REQUIREMENT 1:
Copy the part of the quorum text that runs from "3. Encouragement of" up to and including "incentives for participation.".
REQUIREMENT 2:
In the text on setting quorum, what example is given of decisions that may warrant a higher quorum threshold?

SUPPLIED TEXT Start Marker

Practical Considerations when Setting Quorum

As a mechanism to legitimize a result, as opposed to sufficient context to begin an in-person debate, the use of quorum is evolving. It is best to adjust quorum iteratively using the following guide:

  1. Size of the Organization: The size of the DAO will have an impact on the quorum requirement, with larger organizations generally requiring a higher quorum in order to ensure that decisions are representative of the entire membership.

  2. Complexity of Decisions: The complexity of the decisions being made by the DAO will also impact the quorum requirement. For important or complex decisions, a higher quorum may be set to ensure that a larger cross-section of the membership has a say in the outcome. For example technical integrations or deployments may warrant a higher quorum threshold.

  3. Encouragement of Participation: The quorum should be set in a way that encourages members to participate in the voting process and have their voices heard. This may mean setting a lower quorum for certain decisions or offering incentives for participation.

  4. Balance between Representativeness (Context) and Efficiency: The quorum should be set to balance the need for a high level of participation in decision-making with the practical constraints of ensuring that the voting process is efficient and manageable.

SUPPLIED TEXT End Marker
RECORD EXCERPTS Start Marker

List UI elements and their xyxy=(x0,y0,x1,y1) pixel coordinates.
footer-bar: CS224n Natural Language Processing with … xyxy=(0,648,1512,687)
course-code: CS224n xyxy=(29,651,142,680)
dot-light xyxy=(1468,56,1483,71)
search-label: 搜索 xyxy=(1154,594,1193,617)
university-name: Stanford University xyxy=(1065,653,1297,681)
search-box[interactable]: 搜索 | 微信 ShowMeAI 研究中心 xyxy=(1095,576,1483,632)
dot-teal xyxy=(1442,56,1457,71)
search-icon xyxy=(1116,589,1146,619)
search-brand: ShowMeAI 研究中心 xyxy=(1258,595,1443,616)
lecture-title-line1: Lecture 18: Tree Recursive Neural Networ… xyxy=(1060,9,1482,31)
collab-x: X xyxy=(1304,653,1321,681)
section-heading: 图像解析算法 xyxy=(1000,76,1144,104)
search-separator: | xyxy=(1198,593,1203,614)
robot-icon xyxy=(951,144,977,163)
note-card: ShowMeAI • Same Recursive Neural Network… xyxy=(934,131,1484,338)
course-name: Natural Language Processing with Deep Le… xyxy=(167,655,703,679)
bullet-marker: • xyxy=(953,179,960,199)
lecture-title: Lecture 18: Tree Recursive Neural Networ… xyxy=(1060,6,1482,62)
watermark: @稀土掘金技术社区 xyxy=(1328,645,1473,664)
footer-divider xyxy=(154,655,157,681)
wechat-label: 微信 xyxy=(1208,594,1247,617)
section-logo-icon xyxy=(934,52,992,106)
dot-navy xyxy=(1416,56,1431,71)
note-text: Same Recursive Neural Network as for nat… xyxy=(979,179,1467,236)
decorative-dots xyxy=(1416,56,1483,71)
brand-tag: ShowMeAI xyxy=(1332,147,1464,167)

RECORD EXCERPTS End Marker

SOLUTION 1:
3. Encouragement of Participation: The quorum should be set in a way that encourages members to participate in the voting process and have their voices heard. This may mean setting a lower quorum for certain decisions or offering incentives for participation.

SOLUTION 2:
Technical integrations or deployments.